Saved entries
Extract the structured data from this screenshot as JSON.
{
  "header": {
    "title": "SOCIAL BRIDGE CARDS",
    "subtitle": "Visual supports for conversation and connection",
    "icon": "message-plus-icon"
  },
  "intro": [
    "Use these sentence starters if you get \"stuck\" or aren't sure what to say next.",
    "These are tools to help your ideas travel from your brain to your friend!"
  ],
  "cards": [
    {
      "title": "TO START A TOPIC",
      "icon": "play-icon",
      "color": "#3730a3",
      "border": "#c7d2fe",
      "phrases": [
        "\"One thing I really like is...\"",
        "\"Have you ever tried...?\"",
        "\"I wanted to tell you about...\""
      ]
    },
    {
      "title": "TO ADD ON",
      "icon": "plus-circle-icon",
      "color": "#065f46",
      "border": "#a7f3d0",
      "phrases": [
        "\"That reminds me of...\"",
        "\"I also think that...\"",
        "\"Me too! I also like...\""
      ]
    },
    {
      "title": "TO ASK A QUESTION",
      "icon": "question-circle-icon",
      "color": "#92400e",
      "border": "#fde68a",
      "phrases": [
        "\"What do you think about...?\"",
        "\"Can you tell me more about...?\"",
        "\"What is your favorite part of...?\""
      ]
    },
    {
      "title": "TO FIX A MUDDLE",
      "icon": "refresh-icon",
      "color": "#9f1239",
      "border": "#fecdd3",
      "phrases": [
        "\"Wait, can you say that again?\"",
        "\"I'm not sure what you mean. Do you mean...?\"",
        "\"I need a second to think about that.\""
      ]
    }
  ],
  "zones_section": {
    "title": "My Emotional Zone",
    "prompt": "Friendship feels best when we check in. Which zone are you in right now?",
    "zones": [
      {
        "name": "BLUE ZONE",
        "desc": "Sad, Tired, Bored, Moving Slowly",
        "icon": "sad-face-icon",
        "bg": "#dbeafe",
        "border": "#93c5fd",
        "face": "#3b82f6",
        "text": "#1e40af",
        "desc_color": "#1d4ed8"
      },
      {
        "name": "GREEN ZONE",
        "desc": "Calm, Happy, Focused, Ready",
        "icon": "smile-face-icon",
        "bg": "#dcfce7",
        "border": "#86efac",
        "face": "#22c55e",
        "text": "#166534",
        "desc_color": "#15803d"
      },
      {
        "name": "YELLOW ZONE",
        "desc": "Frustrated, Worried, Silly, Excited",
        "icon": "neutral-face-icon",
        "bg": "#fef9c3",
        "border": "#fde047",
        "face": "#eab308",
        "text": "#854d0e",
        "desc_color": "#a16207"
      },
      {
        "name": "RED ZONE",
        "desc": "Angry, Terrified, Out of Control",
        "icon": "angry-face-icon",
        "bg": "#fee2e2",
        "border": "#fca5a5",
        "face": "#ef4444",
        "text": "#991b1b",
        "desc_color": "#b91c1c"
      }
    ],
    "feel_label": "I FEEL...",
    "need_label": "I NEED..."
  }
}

==

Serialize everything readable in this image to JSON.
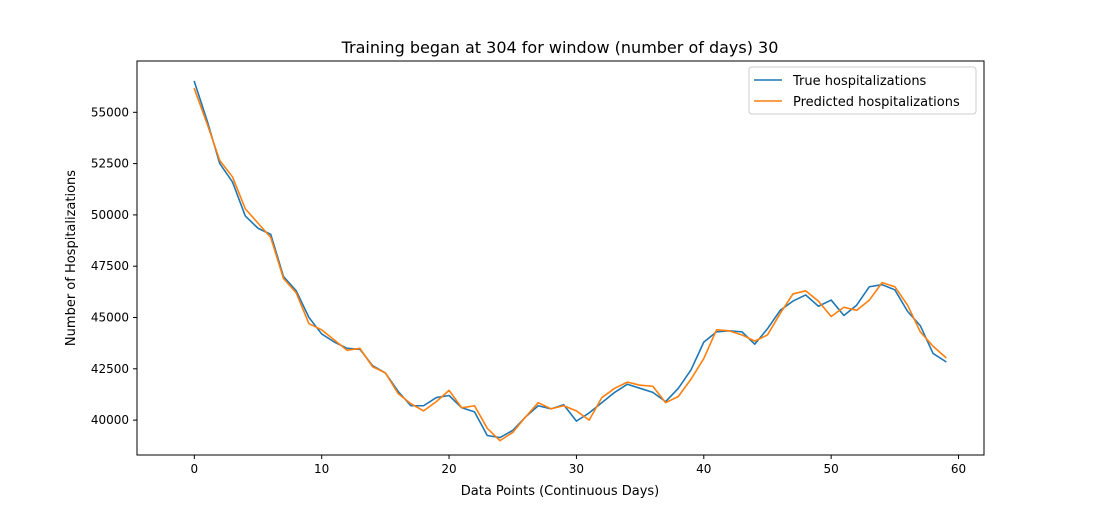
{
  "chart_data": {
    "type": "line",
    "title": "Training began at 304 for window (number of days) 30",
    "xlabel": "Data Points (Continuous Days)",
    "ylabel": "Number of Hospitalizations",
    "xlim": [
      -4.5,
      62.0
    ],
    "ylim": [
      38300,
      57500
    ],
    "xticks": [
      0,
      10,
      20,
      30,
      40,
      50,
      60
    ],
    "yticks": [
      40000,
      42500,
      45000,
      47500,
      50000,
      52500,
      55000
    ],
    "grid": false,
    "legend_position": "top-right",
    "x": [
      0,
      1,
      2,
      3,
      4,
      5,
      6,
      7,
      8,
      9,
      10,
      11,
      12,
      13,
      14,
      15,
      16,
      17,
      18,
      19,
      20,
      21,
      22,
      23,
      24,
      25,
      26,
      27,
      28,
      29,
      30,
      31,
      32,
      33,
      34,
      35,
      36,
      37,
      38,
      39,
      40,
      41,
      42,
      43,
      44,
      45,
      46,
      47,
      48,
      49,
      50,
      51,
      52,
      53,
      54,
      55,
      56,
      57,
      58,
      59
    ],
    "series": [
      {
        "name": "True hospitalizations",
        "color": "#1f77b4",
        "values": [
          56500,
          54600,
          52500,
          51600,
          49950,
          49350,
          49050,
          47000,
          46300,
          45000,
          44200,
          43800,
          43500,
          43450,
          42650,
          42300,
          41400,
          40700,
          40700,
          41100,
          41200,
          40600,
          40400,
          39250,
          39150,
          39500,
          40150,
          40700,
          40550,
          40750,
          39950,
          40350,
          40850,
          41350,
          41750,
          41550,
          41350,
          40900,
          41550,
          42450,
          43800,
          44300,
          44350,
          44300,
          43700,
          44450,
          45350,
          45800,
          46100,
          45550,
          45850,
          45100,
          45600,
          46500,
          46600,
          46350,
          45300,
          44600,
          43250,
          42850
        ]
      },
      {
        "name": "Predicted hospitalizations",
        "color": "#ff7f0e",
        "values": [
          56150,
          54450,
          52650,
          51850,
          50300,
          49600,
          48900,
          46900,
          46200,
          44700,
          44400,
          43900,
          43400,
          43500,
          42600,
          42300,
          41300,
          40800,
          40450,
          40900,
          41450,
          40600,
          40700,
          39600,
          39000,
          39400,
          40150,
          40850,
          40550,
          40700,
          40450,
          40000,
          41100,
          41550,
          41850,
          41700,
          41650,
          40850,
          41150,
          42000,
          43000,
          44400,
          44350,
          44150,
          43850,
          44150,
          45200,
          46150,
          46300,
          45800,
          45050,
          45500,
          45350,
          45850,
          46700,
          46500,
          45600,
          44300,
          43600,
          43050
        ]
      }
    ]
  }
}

--

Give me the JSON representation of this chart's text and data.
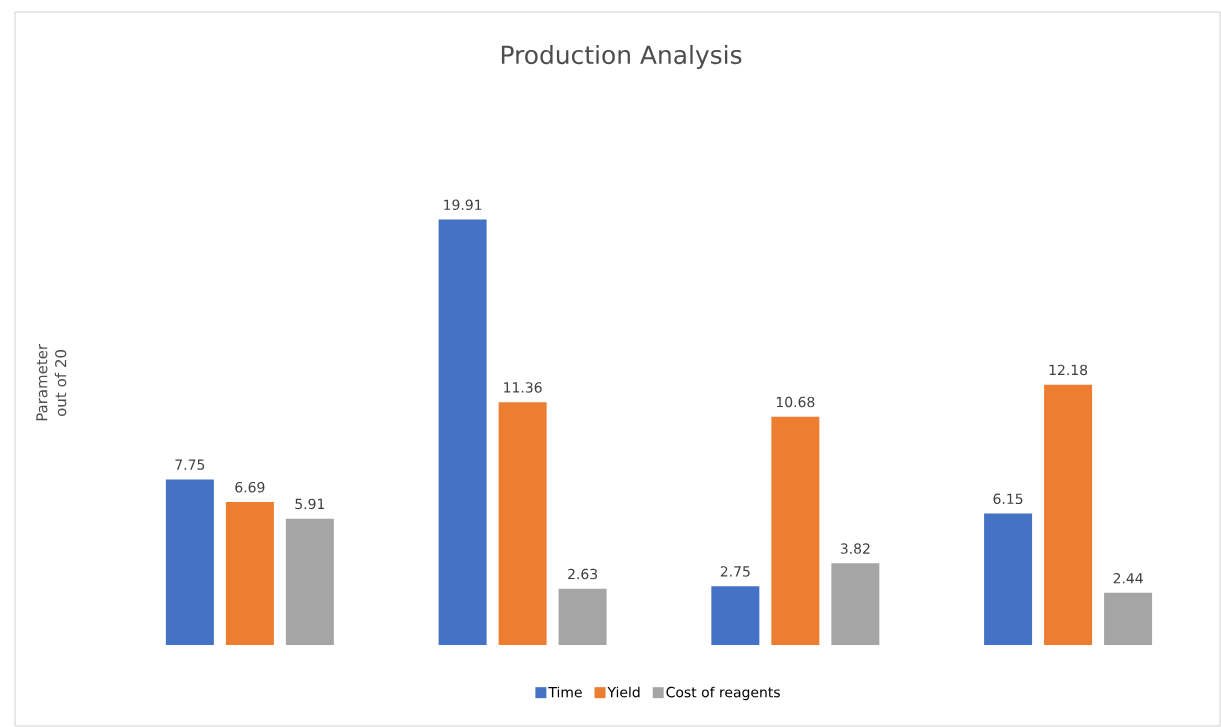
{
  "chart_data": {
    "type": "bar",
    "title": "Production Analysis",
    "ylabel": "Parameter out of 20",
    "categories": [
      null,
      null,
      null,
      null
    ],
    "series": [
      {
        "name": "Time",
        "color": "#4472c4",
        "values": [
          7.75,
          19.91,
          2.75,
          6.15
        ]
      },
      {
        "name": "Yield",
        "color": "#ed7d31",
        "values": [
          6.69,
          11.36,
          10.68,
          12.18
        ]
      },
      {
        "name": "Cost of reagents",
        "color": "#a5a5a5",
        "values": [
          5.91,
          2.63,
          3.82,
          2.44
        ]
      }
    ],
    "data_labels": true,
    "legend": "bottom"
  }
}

◆ **GIVEN EXERCISE**:
Pick out all lines from the data above in which the word "border" appears.

◆ **WORKED ANSWER**:
      "border": "#c7d2fe",
      "border": "#a7f3d0",
      "border": "#fde68a",
      "border": "#fecdd3",
        "border": "#93c5fd",
        "border": "#86efac",
        "border": "#fde047",
        "border": "#fca5a5",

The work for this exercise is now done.